**Records for this task**:
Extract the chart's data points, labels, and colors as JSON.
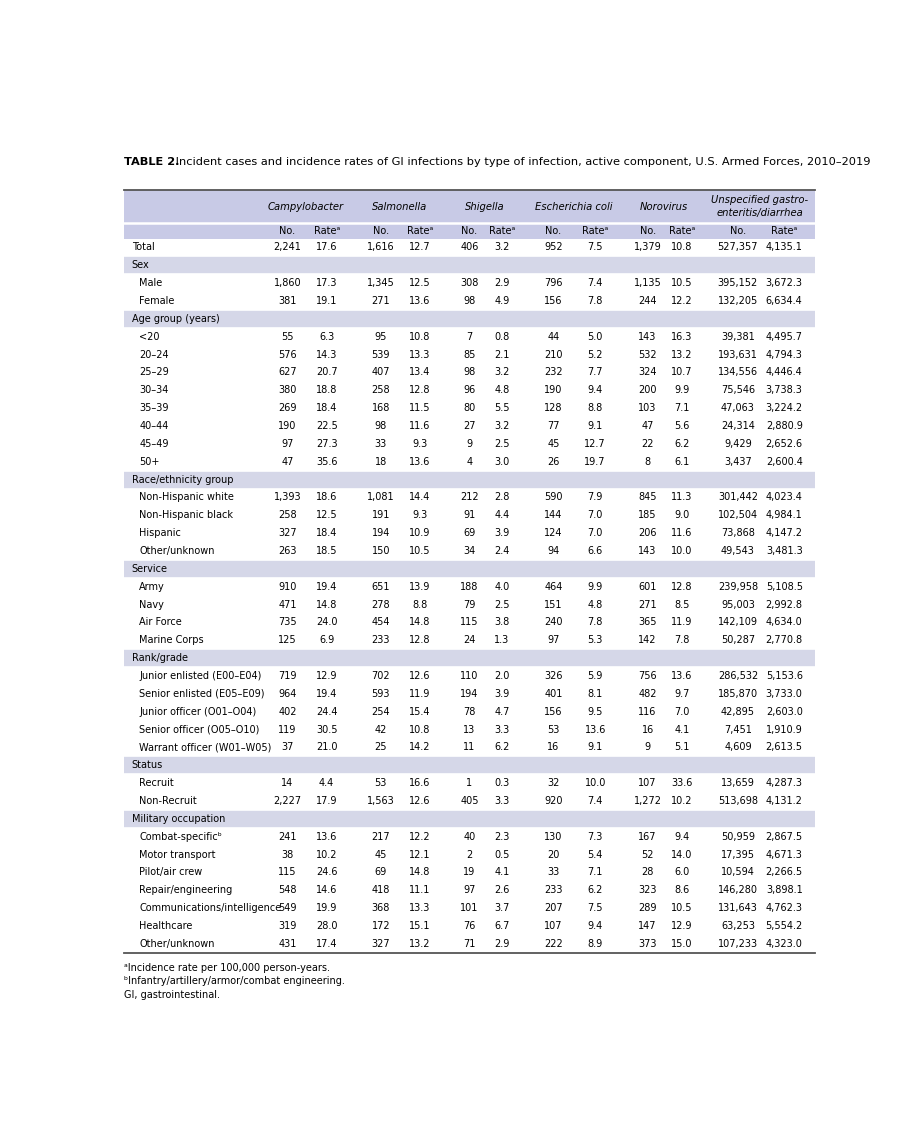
{
  "title_bold": "TABLE 2.",
  "title_rest": " Incident cases and incidence rates of GI infections by type of infection, active component, U.S. Armed Forces, 2010–2019",
  "col_groups": [
    "Campylobacter",
    "Salmonella",
    "Shigella",
    "Escherichia coli",
    "Norovirus",
    "Unspecified gastro-\nenteritis/diarrhea"
  ],
  "rows": [
    {
      "label": "Total",
      "indent": 0,
      "section": false,
      "data": [
        "2,241",
        "17.6",
        "1,616",
        "12.7",
        "406",
        "3.2",
        "952",
        "7.5",
        "1,379",
        "10.8",
        "527,357",
        "4,135.1"
      ]
    },
    {
      "label": "Sex",
      "indent": 0,
      "section": true,
      "data": []
    },
    {
      "label": "Male",
      "indent": 1,
      "section": false,
      "data": [
        "1,860",
        "17.3",
        "1,345",
        "12.5",
        "308",
        "2.9",
        "796",
        "7.4",
        "1,135",
        "10.5",
        "395,152",
        "3,672.3"
      ]
    },
    {
      "label": "Female",
      "indent": 1,
      "section": false,
      "data": [
        "381",
        "19.1",
        "271",
        "13.6",
        "98",
        "4.9",
        "156",
        "7.8",
        "244",
        "12.2",
        "132,205",
        "6,634.4"
      ]
    },
    {
      "label": "Age group (years)",
      "indent": 0,
      "section": true,
      "data": []
    },
    {
      "label": "<20",
      "indent": 1,
      "section": false,
      "data": [
        "55",
        "6.3",
        "95",
        "10.8",
        "7",
        "0.8",
        "44",
        "5.0",
        "143",
        "16.3",
        "39,381",
        "4,495.7"
      ]
    },
    {
      "label": "20–24",
      "indent": 1,
      "section": false,
      "data": [
        "576",
        "14.3",
        "539",
        "13.3",
        "85",
        "2.1",
        "210",
        "5.2",
        "532",
        "13.2",
        "193,631",
        "4,794.3"
      ]
    },
    {
      "label": "25–29",
      "indent": 1,
      "section": false,
      "data": [
        "627",
        "20.7",
        "407",
        "13.4",
        "98",
        "3.2",
        "232",
        "7.7",
        "324",
        "10.7",
        "134,556",
        "4,446.4"
      ]
    },
    {
      "label": "30–34",
      "indent": 1,
      "section": false,
      "data": [
        "380",
        "18.8",
        "258",
        "12.8",
        "96",
        "4.8",
        "190",
        "9.4",
        "200",
        "9.9",
        "75,546",
        "3,738.3"
      ]
    },
    {
      "label": "35–39",
      "indent": 1,
      "section": false,
      "data": [
        "269",
        "18.4",
        "168",
        "11.5",
        "80",
        "5.5",
        "128",
        "8.8",
        "103",
        "7.1",
        "47,063",
        "3,224.2"
      ]
    },
    {
      "label": "40–44",
      "indent": 1,
      "section": false,
      "data": [
        "190",
        "22.5",
        "98",
        "11.6",
        "27",
        "3.2",
        "77",
        "9.1",
        "47",
        "5.6",
        "24,314",
        "2,880.9"
      ]
    },
    {
      "label": "45–49",
      "indent": 1,
      "section": false,
      "data": [
        "97",
        "27.3",
        "33",
        "9.3",
        "9",
        "2.5",
        "45",
        "12.7",
        "22",
        "6.2",
        "9,429",
        "2,652.6"
      ]
    },
    {
      "label": "50+",
      "indent": 1,
      "section": false,
      "data": [
        "47",
        "35.6",
        "18",
        "13.6",
        "4",
        "3.0",
        "26",
        "19.7",
        "8",
        "6.1",
        "3,437",
        "2,600.4"
      ]
    },
    {
      "label": "Race/ethnicity group",
      "indent": 0,
      "section": true,
      "data": []
    },
    {
      "label": "Non-Hispanic white",
      "indent": 1,
      "section": false,
      "data": [
        "1,393",
        "18.6",
        "1,081",
        "14.4",
        "212",
        "2.8",
        "590",
        "7.9",
        "845",
        "11.3",
        "301,442",
        "4,023.4"
      ]
    },
    {
      "label": "Non-Hispanic black",
      "indent": 1,
      "section": false,
      "data": [
        "258",
        "12.5",
        "191",
        "9.3",
        "91",
        "4.4",
        "144",
        "7.0",
        "185",
        "9.0",
        "102,504",
        "4,984.1"
      ]
    },
    {
      "label": "Hispanic",
      "indent": 1,
      "section": false,
      "data": [
        "327",
        "18.4",
        "194",
        "10.9",
        "69",
        "3.9",
        "124",
        "7.0",
        "206",
        "11.6",
        "73,868",
        "4,147.2"
      ]
    },
    {
      "label": "Other/unknown",
      "indent": 1,
      "section": false,
      "data": [
        "263",
        "18.5",
        "150",
        "10.5",
        "34",
        "2.4",
        "94",
        "6.6",
        "143",
        "10.0",
        "49,543",
        "3,481.3"
      ]
    },
    {
      "label": "Service",
      "indent": 0,
      "section": true,
      "data": []
    },
    {
      "label": "Army",
      "indent": 1,
      "section": false,
      "data": [
        "910",
        "19.4",
        "651",
        "13.9",
        "188",
        "4.0",
        "464",
        "9.9",
        "601",
        "12.8",
        "239,958",
        "5,108.5"
      ]
    },
    {
      "label": "Navy",
      "indent": 1,
      "section": false,
      "data": [
        "471",
        "14.8",
        "278",
        "8.8",
        "79",
        "2.5",
        "151",
        "4.8",
        "271",
        "8.5",
        "95,003",
        "2,992.8"
      ]
    },
    {
      "label": "Air Force",
      "indent": 1,
      "section": false,
      "data": [
        "735",
        "24.0",
        "454",
        "14.8",
        "115",
        "3.8",
        "240",
        "7.8",
        "365",
        "11.9",
        "142,109",
        "4,634.0"
      ]
    },
    {
      "label": "Marine Corps",
      "indent": 1,
      "section": false,
      "data": [
        "125",
        "6.9",
        "233",
        "12.8",
        "24",
        "1.3",
        "97",
        "5.3",
        "142",
        "7.8",
        "50,287",
        "2,770.8"
      ]
    },
    {
      "label": "Rank/grade",
      "indent": 0,
      "section": true,
      "data": []
    },
    {
      "label": "Junior enlisted (E00–E04)",
      "indent": 1,
      "section": false,
      "data": [
        "719",
        "12.9",
        "702",
        "12.6",
        "110",
        "2.0",
        "326",
        "5.9",
        "756",
        "13.6",
        "286,532",
        "5,153.6"
      ]
    },
    {
      "label": "Senior enlisted (E05–E09)",
      "indent": 1,
      "section": false,
      "data": [
        "964",
        "19.4",
        "593",
        "11.9",
        "194",
        "3.9",
        "401",
        "8.1",
        "482",
        "9.7",
        "185,870",
        "3,733.0"
      ]
    },
    {
      "label": "Junior officer (O01–O04)",
      "indent": 1,
      "section": false,
      "data": [
        "402",
        "24.4",
        "254",
        "15.4",
        "78",
        "4.7",
        "156",
        "9.5",
        "116",
        "7.0",
        "42,895",
        "2,603.0"
      ]
    },
    {
      "label": "Senior officer (O05–O10)",
      "indent": 1,
      "section": false,
      "data": [
        "119",
        "30.5",
        "42",
        "10.8",
        "13",
        "3.3",
        "53",
        "13.6",
        "16",
        "4.1",
        "7,451",
        "1,910.9"
      ]
    },
    {
      "label": "Warrant officer (W01–W05)",
      "indent": 1,
      "section": false,
      "data": [
        "37",
        "21.0",
        "25",
        "14.2",
        "11",
        "6.2",
        "16",
        "9.1",
        "9",
        "5.1",
        "4,609",
        "2,613.5"
      ]
    },
    {
      "label": "Status",
      "indent": 0,
      "section": true,
      "data": []
    },
    {
      "label": "Recruit",
      "indent": 1,
      "section": false,
      "data": [
        "14",
        "4.4",
        "53",
        "16.6",
        "1",
        "0.3",
        "32",
        "10.0",
        "107",
        "33.6",
        "13,659",
        "4,287.3"
      ]
    },
    {
      "label": "Non-Recruit",
      "indent": 1,
      "section": false,
      "data": [
        "2,227",
        "17.9",
        "1,563",
        "12.6",
        "405",
        "3.3",
        "920",
        "7.4",
        "1,272",
        "10.2",
        "513,698",
        "4,131.2"
      ]
    },
    {
      "label": "Military occupation",
      "indent": 0,
      "section": true,
      "data": []
    },
    {
      "label": "Combat-specificᵇ",
      "indent": 1,
      "section": false,
      "data": [
        "241",
        "13.6",
        "217",
        "12.2",
        "40",
        "2.3",
        "130",
        "7.3",
        "167",
        "9.4",
        "50,959",
        "2,867.5"
      ]
    },
    {
      "label": "Motor transport",
      "indent": 1,
      "section": false,
      "data": [
        "38",
        "10.2",
        "45",
        "12.1",
        "2",
        "0.5",
        "20",
        "5.4",
        "52",
        "14.0",
        "17,395",
        "4,671.3"
      ]
    },
    {
      "label": "Pilot/air crew",
      "indent": 1,
      "section": false,
      "data": [
        "115",
        "24.6",
        "69",
        "14.8",
        "19",
        "4.1",
        "33",
        "7.1",
        "28",
        "6.0",
        "10,594",
        "2,266.5"
      ]
    },
    {
      "label": "Repair/engineering",
      "indent": 1,
      "section": false,
      "data": [
        "548",
        "14.6",
        "418",
        "11.1",
        "97",
        "2.6",
        "233",
        "6.2",
        "323",
        "8.6",
        "146,280",
        "3,898.1"
      ]
    },
    {
      "label": "Communications/intelligence",
      "indent": 1,
      "section": false,
      "data": [
        "549",
        "19.9",
        "368",
        "13.3",
        "101",
        "3.7",
        "207",
        "7.5",
        "289",
        "10.5",
        "131,643",
        "4,762.3"
      ]
    },
    {
      "label": "Healthcare",
      "indent": 1,
      "section": false,
      "data": [
        "319",
        "28.0",
        "172",
        "15.1",
        "76",
        "6.7",
        "107",
        "9.4",
        "147",
        "12.9",
        "63,253",
        "5,554.2"
      ]
    },
    {
      "label": "Other/unknown",
      "indent": 1,
      "section": false,
      "data": [
        "431",
        "17.4",
        "327",
        "13.2",
        "71",
        "2.9",
        "222",
        "8.9",
        "373",
        "15.0",
        "107,233",
        "4,323.0"
      ]
    }
  ],
  "footnotes": [
    "ᵃIncidence rate per 100,000 person-years.",
    "ᵇInfantry/artillery/armor/combat engineering.",
    "GI, gastrointestinal."
  ],
  "header_bg": "#c8cae6",
  "section_bg": "#d5d7e8",
  "white_bg": "#ffffff",
  "sep_line_color": "#ffffff",
  "outer_line_color": "#555555"
}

**Work instruction**: Across the entries above, find each line with the word "enlisted" and please copy it out.

**Exercise answer**:
      "label": "Junior enlisted (E00–E04)",
      "label": "Senior enlisted (E05–E09)",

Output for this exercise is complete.